Items =>
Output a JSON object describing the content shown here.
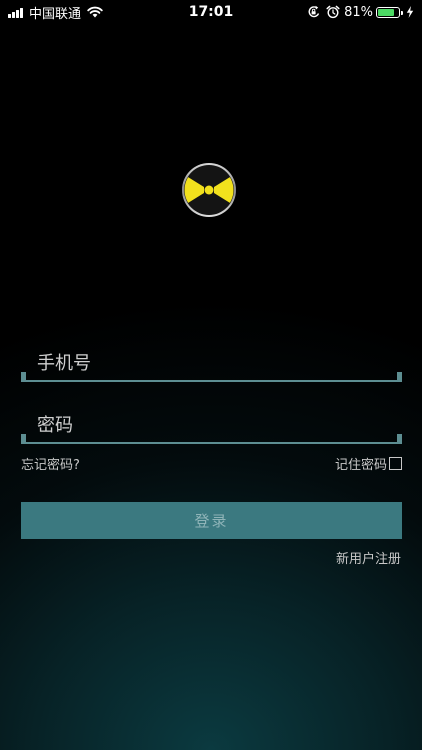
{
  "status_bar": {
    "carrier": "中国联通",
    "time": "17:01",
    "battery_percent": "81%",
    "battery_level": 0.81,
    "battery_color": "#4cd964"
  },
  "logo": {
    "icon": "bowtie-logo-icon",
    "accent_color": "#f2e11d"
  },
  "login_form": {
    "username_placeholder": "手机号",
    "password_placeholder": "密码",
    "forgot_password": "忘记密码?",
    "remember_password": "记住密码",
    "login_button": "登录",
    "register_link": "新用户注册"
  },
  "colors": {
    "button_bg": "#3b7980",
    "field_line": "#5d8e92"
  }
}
...
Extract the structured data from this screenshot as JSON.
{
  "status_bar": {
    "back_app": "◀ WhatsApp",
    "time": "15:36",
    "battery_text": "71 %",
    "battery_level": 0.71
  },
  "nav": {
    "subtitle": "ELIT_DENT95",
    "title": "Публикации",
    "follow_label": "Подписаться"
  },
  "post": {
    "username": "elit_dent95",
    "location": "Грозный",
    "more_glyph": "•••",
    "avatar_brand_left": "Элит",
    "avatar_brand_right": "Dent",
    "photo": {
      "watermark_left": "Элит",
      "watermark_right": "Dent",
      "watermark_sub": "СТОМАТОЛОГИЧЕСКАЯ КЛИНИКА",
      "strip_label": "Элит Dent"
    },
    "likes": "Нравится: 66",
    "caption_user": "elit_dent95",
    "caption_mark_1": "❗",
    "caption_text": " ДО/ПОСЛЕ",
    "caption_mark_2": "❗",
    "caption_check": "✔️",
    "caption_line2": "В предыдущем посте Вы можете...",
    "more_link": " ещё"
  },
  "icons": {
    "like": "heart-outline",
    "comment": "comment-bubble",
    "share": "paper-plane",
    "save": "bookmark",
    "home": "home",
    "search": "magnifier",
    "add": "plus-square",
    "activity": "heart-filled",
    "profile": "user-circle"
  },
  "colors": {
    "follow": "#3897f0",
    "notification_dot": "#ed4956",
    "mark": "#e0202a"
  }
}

Instructions to follow => Filter the records for lines holding the string "JSON". Copy each one.

Complete answer =>
Output a JSON object describing the content shown here.
Extract the structured data from this screenshot as JSON.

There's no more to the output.